THE DATA:

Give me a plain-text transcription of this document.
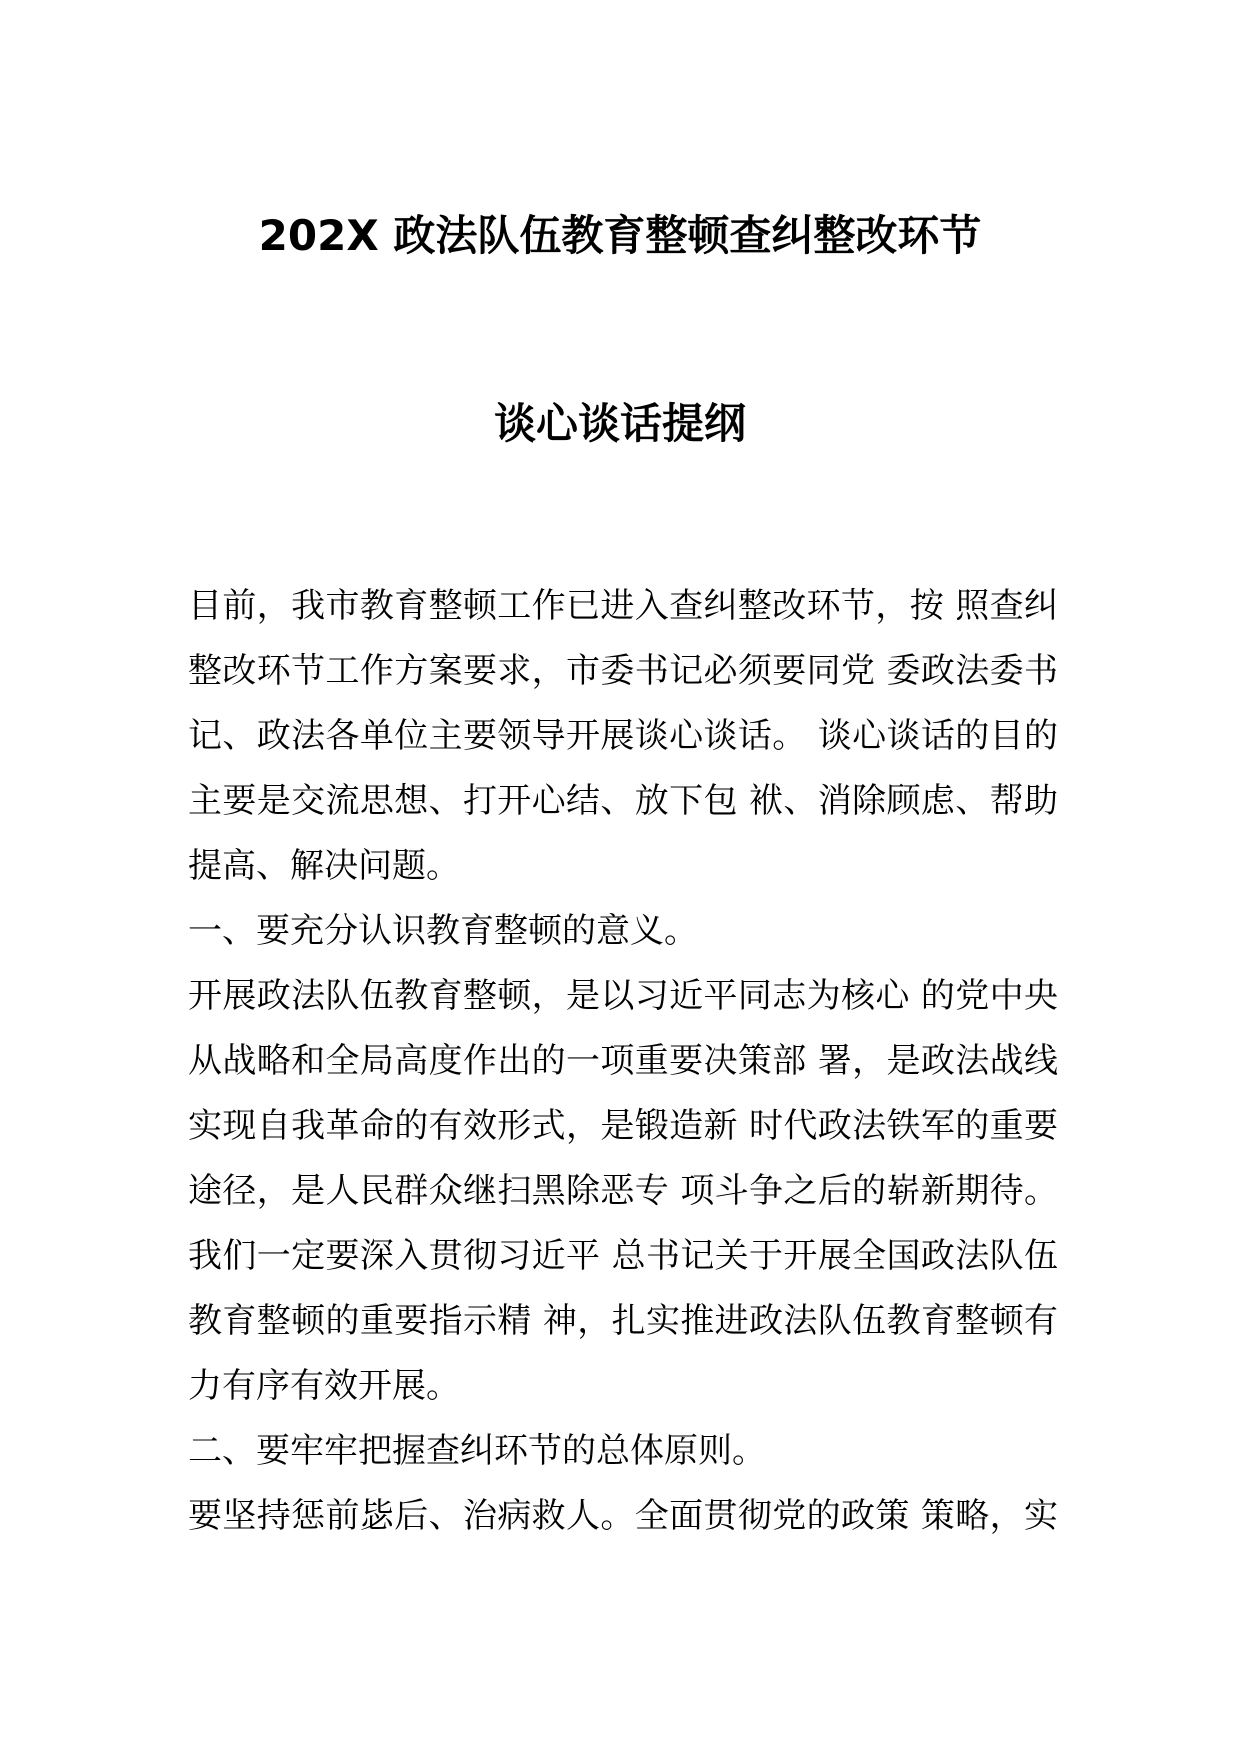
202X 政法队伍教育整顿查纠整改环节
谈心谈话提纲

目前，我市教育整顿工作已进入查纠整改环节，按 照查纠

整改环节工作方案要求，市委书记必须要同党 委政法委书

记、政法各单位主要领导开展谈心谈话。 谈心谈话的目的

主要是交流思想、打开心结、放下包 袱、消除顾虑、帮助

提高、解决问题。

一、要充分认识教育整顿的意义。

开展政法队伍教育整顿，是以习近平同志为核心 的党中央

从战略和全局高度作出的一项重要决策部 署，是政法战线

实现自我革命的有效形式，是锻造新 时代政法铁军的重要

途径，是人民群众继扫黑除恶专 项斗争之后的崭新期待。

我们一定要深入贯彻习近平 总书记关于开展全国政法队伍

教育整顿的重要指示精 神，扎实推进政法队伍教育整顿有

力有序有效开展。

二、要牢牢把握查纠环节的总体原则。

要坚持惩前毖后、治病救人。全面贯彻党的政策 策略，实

PROBLEM TO WORK ON: Your copy should match the entries exactly, minus the pictures.

WRITTEN RESPONSE:
Give me a plain-text transcription of this document.
202X 政法队伍教育整顿查纠整改环节
谈心谈话提纲

目前，我市教育整顿工作已进入查纠整改环节，按 照查纠

整改环节工作方案要求，市委书记必须要同党 委政法委书

记、政法各单位主要领导开展谈心谈话。 谈心谈话的目的

主要是交流思想、打开心结、放下包 袱、消除顾虑、帮助

提高、解决问题。

一、要充分认识教育整顿的意义。

开展政法队伍教育整顿，是以习近平同志为核心 的党中央

从战略和全局高度作出的一项重要决策部 署，是政法战线

实现自我革命的有效形式，是锻造新 时代政法铁军的重要

途径，是人民群众继扫黑除恶专 项斗争之后的崭新期待。

我们一定要深入贯彻习近平 总书记关于开展全国政法队伍

教育整顿的重要指示精 神，扎实推进政法队伍教育整顿有

力有序有效开展。

二、要牢牢把握查纠环节的总体原则。

要坚持惩前毖后、治病救人。全面贯彻党的政策 策略，实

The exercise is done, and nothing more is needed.